◆ TASK DESCRIPTION ◆
Look through the data below. Pick out the lines holding the string "Cocoa".

◆ GIVEN INFORMATION ◆
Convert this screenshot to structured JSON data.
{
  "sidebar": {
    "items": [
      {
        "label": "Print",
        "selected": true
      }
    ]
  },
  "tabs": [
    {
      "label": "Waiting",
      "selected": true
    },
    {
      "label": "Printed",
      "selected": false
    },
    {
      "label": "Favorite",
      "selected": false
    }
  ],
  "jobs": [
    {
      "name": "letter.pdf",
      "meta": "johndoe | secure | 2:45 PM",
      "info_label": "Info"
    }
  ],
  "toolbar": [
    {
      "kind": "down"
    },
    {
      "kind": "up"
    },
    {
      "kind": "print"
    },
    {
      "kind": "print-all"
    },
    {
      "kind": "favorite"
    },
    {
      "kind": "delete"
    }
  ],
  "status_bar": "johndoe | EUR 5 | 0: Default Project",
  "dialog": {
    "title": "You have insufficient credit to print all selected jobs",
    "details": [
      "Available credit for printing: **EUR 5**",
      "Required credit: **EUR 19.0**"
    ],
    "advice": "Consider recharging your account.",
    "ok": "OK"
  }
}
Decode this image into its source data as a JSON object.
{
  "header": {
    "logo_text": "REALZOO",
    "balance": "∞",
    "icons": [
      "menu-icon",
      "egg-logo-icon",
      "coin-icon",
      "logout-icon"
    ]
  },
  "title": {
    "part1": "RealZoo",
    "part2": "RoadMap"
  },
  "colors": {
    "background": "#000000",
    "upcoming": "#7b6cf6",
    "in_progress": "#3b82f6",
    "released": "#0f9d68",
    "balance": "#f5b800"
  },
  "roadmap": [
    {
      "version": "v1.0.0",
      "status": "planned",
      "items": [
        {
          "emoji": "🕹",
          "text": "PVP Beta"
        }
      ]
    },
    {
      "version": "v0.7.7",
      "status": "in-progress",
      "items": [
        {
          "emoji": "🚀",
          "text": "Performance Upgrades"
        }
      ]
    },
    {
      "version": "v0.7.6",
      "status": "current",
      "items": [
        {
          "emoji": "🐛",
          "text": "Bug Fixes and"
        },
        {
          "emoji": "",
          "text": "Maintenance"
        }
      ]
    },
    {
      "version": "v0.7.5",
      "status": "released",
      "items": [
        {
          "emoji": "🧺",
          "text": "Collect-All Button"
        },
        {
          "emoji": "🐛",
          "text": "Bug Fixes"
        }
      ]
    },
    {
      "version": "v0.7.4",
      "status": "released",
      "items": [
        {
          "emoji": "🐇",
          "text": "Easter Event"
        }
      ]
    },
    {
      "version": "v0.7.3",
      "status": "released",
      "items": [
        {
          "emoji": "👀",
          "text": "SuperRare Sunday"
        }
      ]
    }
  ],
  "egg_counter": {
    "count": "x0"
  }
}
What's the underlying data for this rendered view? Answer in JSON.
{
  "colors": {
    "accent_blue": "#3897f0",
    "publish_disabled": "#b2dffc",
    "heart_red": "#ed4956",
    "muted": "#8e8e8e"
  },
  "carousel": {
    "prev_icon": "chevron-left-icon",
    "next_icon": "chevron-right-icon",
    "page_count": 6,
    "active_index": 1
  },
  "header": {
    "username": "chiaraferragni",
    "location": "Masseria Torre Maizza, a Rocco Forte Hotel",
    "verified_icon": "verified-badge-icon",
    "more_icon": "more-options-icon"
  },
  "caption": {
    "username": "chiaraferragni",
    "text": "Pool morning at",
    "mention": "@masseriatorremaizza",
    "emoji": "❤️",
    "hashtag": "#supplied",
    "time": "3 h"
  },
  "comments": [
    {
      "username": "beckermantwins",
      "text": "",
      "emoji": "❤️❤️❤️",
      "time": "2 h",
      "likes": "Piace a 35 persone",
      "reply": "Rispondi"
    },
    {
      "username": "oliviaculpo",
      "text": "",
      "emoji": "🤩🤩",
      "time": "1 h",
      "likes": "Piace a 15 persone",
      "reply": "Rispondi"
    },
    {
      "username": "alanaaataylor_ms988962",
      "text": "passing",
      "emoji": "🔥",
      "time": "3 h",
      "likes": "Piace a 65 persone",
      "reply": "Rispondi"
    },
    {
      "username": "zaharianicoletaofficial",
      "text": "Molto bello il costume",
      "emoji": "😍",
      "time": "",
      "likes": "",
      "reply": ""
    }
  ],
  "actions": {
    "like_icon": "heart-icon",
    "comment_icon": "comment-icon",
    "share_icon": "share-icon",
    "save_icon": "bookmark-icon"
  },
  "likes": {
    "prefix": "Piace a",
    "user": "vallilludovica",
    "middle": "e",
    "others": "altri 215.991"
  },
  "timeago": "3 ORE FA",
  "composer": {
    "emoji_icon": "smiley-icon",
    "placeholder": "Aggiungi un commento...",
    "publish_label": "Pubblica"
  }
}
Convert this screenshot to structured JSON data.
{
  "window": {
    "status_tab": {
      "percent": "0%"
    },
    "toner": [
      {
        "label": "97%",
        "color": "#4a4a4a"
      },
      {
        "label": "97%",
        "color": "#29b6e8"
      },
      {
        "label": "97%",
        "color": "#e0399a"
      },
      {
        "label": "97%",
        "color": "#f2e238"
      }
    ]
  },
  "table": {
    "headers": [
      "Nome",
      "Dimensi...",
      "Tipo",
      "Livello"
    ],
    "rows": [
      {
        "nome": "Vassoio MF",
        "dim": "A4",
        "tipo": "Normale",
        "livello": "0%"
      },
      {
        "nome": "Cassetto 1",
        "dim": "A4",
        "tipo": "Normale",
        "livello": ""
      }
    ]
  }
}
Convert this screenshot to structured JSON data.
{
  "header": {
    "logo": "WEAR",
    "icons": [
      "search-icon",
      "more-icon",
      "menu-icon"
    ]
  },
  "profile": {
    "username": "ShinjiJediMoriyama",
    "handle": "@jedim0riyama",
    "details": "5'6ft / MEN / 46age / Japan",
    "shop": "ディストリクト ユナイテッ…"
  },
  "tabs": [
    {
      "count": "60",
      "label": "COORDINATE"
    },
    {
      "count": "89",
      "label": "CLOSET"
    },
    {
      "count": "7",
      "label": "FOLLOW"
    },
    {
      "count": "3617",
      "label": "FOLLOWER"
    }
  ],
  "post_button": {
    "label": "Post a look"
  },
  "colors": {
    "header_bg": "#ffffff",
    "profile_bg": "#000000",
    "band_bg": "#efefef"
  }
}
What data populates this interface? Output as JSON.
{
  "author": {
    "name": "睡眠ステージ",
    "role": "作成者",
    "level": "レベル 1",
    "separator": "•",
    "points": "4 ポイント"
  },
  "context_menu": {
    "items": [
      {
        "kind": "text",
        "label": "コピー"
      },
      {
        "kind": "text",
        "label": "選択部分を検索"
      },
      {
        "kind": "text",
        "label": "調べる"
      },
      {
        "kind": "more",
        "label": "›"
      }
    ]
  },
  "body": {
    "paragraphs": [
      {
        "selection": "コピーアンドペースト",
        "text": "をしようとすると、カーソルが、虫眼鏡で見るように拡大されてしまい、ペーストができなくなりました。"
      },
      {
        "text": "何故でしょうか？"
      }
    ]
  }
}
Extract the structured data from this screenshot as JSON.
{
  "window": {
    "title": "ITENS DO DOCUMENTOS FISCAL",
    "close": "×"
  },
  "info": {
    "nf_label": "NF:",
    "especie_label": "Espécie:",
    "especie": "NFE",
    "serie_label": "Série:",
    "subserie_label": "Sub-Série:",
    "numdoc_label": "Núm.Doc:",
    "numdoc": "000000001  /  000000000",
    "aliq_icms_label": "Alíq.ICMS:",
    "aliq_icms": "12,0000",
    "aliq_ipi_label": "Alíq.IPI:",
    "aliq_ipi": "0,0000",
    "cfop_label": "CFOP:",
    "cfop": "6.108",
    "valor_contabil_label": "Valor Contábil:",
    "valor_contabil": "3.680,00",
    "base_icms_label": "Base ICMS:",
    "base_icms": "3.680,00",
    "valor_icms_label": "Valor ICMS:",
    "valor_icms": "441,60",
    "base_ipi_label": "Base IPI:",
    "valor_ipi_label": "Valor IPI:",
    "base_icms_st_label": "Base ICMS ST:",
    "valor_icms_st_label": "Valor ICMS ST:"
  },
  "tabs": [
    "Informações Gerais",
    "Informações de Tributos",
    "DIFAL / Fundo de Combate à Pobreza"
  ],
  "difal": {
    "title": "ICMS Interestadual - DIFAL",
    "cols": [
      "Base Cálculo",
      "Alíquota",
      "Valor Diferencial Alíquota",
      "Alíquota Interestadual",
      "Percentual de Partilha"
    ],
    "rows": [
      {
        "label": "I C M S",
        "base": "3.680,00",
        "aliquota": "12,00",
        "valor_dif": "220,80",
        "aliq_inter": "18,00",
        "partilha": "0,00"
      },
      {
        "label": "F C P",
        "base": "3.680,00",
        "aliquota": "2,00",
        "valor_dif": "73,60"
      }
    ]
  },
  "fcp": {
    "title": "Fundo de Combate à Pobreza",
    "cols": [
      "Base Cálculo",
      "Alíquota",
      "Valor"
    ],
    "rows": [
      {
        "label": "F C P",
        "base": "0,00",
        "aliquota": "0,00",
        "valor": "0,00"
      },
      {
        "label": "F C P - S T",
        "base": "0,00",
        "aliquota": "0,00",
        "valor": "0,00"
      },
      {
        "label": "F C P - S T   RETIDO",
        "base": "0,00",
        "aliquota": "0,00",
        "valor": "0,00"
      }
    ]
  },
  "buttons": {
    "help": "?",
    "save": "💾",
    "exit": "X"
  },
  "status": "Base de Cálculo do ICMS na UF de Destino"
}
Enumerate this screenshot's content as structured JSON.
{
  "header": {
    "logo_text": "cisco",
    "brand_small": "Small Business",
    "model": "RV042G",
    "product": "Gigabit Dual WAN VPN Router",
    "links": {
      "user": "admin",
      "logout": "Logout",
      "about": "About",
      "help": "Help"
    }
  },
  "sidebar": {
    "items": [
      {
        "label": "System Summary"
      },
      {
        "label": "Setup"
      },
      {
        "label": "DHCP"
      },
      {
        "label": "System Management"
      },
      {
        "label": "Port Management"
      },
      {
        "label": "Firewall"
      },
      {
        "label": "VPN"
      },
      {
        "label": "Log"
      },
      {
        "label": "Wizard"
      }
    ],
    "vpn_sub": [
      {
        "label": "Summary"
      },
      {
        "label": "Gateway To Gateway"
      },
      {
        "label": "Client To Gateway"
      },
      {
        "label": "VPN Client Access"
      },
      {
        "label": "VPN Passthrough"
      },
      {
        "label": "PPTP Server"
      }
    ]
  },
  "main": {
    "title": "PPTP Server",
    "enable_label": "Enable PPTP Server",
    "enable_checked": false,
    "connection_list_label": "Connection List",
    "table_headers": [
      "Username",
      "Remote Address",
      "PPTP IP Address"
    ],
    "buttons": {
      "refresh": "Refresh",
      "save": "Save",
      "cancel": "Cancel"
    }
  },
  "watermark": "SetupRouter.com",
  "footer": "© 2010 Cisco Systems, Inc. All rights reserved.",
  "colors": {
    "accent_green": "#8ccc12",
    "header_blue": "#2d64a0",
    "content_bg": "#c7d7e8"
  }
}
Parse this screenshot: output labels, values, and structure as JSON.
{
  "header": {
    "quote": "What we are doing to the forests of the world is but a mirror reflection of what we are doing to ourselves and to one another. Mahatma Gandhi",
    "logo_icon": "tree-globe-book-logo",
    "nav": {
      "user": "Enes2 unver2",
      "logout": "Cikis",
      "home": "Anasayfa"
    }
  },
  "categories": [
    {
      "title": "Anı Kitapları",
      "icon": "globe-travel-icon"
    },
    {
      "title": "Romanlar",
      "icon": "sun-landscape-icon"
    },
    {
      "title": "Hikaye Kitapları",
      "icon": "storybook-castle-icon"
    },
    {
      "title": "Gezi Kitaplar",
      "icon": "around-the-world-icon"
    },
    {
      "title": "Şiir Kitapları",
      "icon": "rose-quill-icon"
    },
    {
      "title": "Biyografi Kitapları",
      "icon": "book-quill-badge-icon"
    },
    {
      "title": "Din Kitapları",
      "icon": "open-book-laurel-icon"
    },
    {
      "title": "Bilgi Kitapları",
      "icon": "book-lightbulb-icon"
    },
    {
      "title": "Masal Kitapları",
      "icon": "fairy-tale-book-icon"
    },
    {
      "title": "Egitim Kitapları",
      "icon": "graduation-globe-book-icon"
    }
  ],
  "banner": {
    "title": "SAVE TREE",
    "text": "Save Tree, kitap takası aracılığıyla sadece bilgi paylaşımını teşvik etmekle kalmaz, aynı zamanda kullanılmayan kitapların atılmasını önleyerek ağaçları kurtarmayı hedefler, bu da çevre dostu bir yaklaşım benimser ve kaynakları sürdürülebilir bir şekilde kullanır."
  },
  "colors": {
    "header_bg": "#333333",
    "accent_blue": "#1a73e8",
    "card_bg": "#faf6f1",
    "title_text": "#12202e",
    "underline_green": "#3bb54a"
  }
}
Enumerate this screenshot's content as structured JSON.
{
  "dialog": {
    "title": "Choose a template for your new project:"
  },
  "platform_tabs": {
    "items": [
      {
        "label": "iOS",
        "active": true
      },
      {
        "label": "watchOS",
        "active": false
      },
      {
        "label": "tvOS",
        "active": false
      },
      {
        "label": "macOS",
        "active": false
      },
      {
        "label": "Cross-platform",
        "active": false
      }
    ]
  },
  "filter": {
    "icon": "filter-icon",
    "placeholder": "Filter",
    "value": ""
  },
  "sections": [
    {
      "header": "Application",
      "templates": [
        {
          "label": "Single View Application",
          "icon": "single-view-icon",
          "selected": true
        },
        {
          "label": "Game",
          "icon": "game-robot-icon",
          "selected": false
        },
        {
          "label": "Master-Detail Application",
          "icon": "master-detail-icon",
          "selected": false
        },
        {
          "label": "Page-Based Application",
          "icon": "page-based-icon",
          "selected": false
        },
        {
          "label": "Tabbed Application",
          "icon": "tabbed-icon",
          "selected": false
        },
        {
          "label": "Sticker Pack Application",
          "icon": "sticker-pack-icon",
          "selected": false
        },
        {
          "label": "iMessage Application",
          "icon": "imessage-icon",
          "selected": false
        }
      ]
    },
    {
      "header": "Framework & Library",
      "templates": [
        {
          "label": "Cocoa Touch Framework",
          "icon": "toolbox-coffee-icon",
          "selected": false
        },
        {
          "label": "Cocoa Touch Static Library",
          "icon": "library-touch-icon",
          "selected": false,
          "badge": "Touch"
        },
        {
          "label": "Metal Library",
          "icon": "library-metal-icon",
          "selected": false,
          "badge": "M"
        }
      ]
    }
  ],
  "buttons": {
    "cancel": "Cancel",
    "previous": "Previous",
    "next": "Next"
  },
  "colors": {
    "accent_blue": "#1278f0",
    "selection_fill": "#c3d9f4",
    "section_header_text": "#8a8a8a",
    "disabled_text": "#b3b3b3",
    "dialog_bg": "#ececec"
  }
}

◆ EXPECTED OUTPUT ◆
          "label": "Cocoa Touch Framework",
          "label": "Cocoa Touch Static Library",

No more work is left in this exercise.